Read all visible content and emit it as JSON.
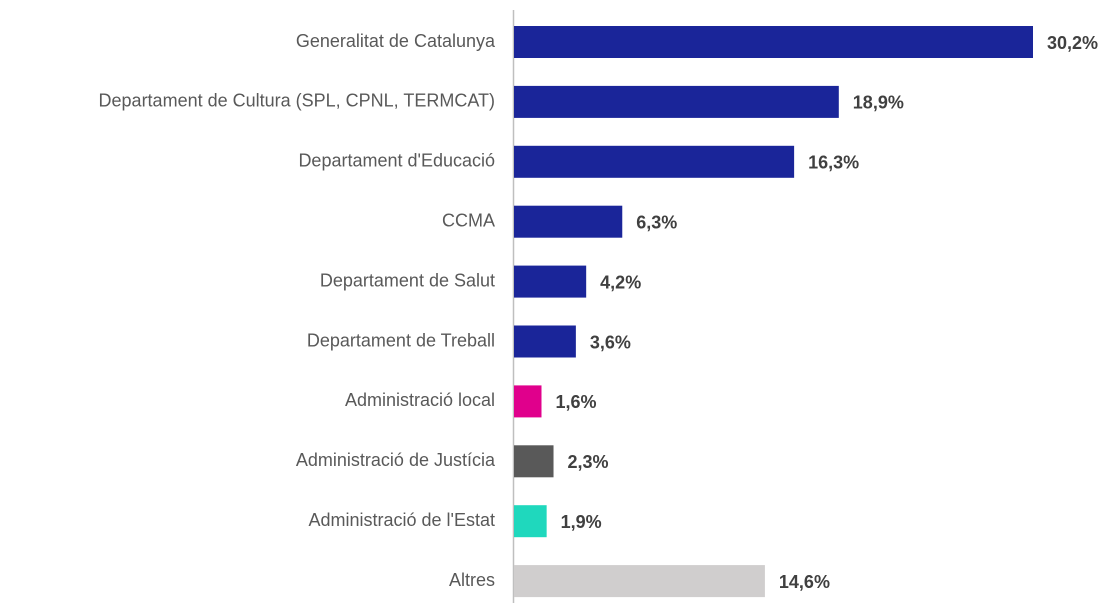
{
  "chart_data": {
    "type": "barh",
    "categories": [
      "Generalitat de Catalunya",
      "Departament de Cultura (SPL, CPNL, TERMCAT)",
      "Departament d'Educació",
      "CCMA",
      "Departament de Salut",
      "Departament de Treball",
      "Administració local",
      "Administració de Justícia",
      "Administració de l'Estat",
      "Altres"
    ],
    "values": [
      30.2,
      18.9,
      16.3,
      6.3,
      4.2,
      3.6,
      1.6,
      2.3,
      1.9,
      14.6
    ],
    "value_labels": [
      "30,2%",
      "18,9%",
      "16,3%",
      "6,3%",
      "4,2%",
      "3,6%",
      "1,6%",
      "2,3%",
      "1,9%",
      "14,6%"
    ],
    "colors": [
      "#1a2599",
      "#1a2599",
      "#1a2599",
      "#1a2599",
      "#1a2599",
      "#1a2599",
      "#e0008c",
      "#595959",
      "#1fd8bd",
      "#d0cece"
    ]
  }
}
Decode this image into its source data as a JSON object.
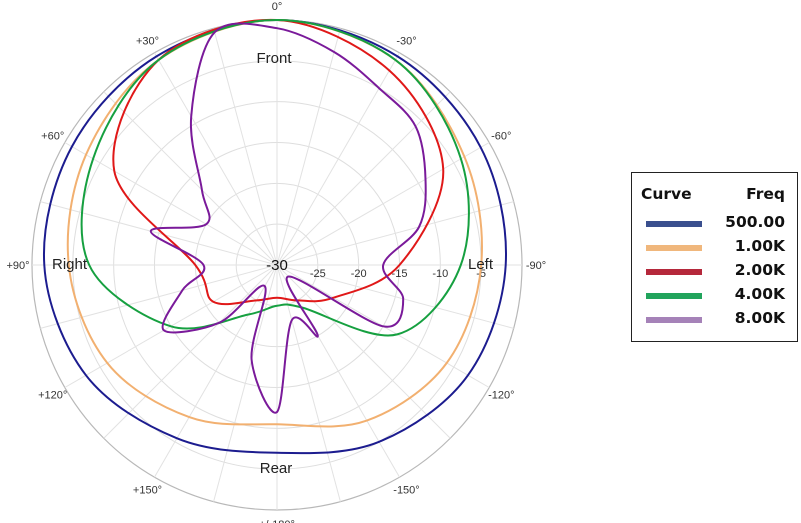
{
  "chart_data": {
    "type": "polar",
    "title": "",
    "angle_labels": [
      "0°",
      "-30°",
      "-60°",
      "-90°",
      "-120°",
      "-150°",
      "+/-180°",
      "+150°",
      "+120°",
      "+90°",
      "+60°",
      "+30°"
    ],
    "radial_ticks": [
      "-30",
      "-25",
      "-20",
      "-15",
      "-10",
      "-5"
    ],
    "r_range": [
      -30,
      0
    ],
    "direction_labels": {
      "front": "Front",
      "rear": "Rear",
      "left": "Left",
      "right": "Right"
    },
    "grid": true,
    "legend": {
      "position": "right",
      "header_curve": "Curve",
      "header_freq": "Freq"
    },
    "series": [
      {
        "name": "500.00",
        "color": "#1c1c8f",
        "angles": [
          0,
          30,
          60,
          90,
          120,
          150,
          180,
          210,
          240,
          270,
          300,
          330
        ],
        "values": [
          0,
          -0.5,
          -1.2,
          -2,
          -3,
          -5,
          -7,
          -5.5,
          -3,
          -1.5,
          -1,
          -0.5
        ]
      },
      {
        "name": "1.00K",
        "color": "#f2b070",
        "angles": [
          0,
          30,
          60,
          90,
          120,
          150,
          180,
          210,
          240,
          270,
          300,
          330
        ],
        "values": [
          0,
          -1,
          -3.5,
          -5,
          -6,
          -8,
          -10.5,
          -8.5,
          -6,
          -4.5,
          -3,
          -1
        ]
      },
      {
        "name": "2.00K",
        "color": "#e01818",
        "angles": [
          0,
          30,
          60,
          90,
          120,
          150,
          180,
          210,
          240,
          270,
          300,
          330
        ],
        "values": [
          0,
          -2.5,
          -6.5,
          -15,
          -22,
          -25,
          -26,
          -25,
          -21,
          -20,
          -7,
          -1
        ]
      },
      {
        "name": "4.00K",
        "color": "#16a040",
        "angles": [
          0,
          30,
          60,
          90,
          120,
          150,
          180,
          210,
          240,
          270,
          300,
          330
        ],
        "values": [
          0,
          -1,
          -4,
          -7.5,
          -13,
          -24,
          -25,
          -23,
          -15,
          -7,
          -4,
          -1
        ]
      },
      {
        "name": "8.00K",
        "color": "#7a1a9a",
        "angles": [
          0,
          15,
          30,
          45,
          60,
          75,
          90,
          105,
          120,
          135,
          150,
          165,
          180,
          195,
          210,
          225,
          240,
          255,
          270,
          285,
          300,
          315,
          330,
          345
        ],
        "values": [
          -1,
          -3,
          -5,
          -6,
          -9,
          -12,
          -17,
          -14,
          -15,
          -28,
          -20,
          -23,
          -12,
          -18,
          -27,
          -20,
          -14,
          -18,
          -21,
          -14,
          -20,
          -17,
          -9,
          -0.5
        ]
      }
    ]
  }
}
**********
Within the listing above, find every line containing the string "name" and return it.

- Exercise solution -
        "name": "500.00",
        "name": "1.00K",
        "name": "2.00K",
        "name": "4.00K",
        "name": "8.00K",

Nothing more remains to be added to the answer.